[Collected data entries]
_ _ _

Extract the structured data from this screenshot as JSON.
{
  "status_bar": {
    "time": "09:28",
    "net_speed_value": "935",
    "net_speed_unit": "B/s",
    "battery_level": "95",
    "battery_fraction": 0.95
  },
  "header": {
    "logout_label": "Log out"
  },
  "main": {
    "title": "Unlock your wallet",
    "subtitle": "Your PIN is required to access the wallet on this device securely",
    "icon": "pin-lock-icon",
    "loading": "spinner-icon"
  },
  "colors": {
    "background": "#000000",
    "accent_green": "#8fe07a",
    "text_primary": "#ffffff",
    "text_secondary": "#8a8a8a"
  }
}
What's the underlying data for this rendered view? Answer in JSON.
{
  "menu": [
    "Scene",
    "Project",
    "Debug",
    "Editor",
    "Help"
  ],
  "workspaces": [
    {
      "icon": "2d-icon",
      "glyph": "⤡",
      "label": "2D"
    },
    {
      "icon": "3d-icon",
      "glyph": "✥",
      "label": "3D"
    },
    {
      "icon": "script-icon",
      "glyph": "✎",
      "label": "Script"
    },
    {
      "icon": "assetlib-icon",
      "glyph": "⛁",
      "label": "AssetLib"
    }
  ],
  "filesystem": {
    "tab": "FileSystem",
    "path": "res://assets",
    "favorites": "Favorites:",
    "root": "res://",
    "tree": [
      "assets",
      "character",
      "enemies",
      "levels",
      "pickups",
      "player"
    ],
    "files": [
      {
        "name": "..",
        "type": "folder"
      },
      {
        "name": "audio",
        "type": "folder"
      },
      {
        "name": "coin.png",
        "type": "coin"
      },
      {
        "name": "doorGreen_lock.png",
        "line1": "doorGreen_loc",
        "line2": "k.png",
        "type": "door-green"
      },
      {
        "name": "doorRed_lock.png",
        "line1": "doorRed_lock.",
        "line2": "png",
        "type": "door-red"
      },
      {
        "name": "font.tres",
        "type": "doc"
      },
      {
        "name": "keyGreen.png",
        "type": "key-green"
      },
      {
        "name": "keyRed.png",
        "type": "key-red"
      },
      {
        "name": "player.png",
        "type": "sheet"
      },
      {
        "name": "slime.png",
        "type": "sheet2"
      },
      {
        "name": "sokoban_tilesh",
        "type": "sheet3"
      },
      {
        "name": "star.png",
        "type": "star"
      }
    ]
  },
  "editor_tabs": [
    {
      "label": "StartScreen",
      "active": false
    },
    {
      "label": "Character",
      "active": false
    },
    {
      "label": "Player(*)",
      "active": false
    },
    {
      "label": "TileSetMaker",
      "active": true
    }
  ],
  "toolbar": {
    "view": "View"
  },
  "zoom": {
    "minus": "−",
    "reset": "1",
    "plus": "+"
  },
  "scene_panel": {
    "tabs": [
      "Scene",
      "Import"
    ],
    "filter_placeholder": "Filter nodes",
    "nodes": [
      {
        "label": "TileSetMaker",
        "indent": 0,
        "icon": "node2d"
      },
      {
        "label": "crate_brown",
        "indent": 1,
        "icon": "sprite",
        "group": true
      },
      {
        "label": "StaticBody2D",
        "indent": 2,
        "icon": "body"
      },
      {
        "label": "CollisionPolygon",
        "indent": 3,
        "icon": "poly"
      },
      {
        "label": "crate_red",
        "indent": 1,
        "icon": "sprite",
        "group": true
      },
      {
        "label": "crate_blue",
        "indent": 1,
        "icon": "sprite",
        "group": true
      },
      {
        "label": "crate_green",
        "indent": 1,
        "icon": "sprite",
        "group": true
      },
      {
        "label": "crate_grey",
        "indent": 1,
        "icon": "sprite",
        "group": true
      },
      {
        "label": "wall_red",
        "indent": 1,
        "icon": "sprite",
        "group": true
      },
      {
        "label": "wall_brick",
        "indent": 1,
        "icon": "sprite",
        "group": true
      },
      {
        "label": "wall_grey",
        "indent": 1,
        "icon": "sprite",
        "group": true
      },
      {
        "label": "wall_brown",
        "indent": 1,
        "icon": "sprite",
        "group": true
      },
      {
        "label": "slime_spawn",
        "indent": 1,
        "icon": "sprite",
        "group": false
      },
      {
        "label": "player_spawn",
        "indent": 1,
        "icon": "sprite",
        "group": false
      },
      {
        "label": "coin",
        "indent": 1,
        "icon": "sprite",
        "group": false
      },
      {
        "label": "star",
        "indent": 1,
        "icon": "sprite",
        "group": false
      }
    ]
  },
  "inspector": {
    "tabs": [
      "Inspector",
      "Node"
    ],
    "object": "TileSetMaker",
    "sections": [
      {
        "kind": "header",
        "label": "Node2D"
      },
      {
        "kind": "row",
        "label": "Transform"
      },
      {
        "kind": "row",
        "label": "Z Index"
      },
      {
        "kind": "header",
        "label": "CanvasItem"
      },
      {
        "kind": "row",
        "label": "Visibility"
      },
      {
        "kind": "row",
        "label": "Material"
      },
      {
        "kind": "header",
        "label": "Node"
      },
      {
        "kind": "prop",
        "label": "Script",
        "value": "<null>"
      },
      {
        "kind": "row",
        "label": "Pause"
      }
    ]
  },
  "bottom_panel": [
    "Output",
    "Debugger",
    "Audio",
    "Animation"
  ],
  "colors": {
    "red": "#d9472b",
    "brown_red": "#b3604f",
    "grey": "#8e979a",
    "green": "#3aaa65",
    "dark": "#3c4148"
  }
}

_ _ _

Exercise details: Return all the data exactly as given.

Result of this task:
Extract the structured data from this screenshot as JSON.
{
  "status_bar": {
    "time": "09:28",
    "net_speed_value": "935",
    "net_speed_unit": "B/s",
    "battery_level": "95",
    "battery_fraction": 0.95
  },
  "header": {
    "logout_label": "Log out"
  },
  "main": {
    "title": "Unlock your wallet",
    "subtitle": "Your PIN is required to access the wallet on this device securely",
    "icon": "pin-lock-icon",
    "loading": "spinner-icon"
  },
  "colors": {
    "background": "#000000",
    "accent_green": "#8fe07a",
    "text_primary": "#ffffff",
    "text_secondary": "#8a8a8a"
  }
}
What's the underlying data for this rendered view? Answer in JSON.
{
  "menu": [
    "Scene",
    "Project",
    "Debug",
    "Editor",
    "Help"
  ],
  "workspaces": [
    {
      "icon": "2d-icon",
      "glyph": "⤡",
      "label": "2D"
    },
    {
      "icon": "3d-icon",
      "glyph": "✥",
      "label": "3D"
    },
    {
      "icon": "script-icon",
      "glyph": "✎",
      "label": "Script"
    },
    {
      "icon": "assetlib-icon",
      "glyph": "⛁",
      "label": "AssetLib"
    }
  ],
  "filesystem": {
    "tab": "FileSystem",
    "path": "res://assets",
    "favorites": "Favorites:",
    "root": "res://",
    "tree": [
      "assets",
      "character",
      "enemies",
      "levels",
      "pickups",
      "player"
    ],
    "files": [
      {
        "name": "..",
        "type": "folder"
      },
      {
        "name": "audio",
        "type": "folder"
      },
      {
        "name": "coin.png",
        "type": "coin"
      },
      {
        "name": "doorGreen_lock.png",
        "line1": "doorGreen_loc",
        "line2": "k.png",
        "type": "door-green"
      },
      {
        "name": "doorRed_lock.png",
        "line1": "doorRed_lock.",
        "line2": "png",
        "type": "door-red"
      },
      {
        "name": "font.tres",
        "type": "doc"
      },
      {
        "name": "keyGreen.png",
        "type": "key-green"
      },
      {
        "name": "keyRed.png",
        "type": "key-red"
      },
      {
        "name": "player.png",
        "type": "sheet"
      },
      {
        "name": "slime.png",
        "type": "sheet2"
      },
      {
        "name": "sokoban_tilesh",
        "type": "sheet3"
      },
      {
        "name": "star.png",
        "type": "star"
      }
    ]
  },
  "editor_tabs": [
    {
      "label": "StartScreen",
      "active": false
    },
    {
      "label": "Character",
      "active": false
    },
    {
      "label": "Player(*)",
      "active": false
    },
    {
      "label": "TileSetMaker",
      "active": true
    }
  ],
  "toolbar": {
    "view": "View"
  },
  "zoom": {
    "minus": "−",
    "reset": "1",
    "plus": "+"
  },
  "scene_panel": {
    "tabs": [
      "Scene",
      "Import"
    ],
    "filter_placeholder": "Filter nodes",
    "nodes": [
      {
        "label": "TileSetMaker",
        "indent": 0,
        "icon": "node2d"
      },
      {
        "label": "crate_brown",
        "indent": 1,
        "icon": "sprite",
        "group": true
      },
      {
        "label": "StaticBody2D",
        "indent": 2,
        "icon": "body"
      },
      {
        "label": "CollisionPolygon",
        "indent": 3,
        "icon": "poly"
      },
      {
        "label": "crate_red",
        "indent": 1,
        "icon": "sprite",
        "group": true
      },
      {
        "label": "crate_blue",
        "indent": 1,
        "icon": "sprite",
        "group": true
      },
      {
        "label": "crate_green",
        "indent": 1,
        "icon": "sprite",
        "group": true
      },
      {
        "label": "crate_grey",
        "indent": 1,
        "icon": "sprite",
        "group": true
      },
      {
        "label": "wall_red",
        "indent": 1,
        "icon": "sprite",
        "group": true
      },
      {
        "label": "wall_brick",
        "indent": 1,
        "icon": "sprite",
        "group": true
      },
      {
        "label": "wall_grey",
        "indent": 1,
        "icon": "sprite",
        "group": true
      },
      {
        "label": "wall_brown",
        "indent": 1,
        "icon": "sprite",
        "group": true
      },
      {
        "label": "slime_spawn",
        "indent": 1,
        "icon": "sprite",
        "group": false
      },
      {
        "label": "player_spawn",
        "indent": 1,
        "icon": "sprite",
        "group": false
      },
      {
        "label": "coin",
        "indent": 1,
        "icon": "sprite",
        "group": false
      },
      {
        "label": "star",
        "indent": 1,
        "icon": "sprite",
        "group": false
      }
    ]
  },
  "inspector": {
    "tabs": [
      "Inspector",
      "Node"
    ],
    "object": "TileSetMaker",
    "sections": [
      {
        "kind": "header",
        "label": "Node2D"
      },
      {
        "kind": "row",
        "label": "Transform"
      },
      {
        "kind": "row",
        "label": "Z Index"
      },
      {
        "kind": "header",
        "label": "CanvasItem"
      },
      {
        "kind": "row",
        "label": "Visibility"
      },
      {
        "kind": "row",
        "label": "Material"
      },
      {
        "kind": "header",
        "label": "Node"
      },
      {
        "kind": "prop",
        "label": "Script",
        "value": "<null>"
      },
      {
        "kind": "row",
        "label": "Pause"
      }
    ]
  },
  "bottom_panel": [
    "Output",
    "Debugger",
    "Audio",
    "Animation"
  ],
  "colors": {
    "red": "#d9472b",
    "brown_red": "#b3604f",
    "grey": "#8e979a",
    "green": "#3aaa65",
    "dark": "#3c4148"
  }
}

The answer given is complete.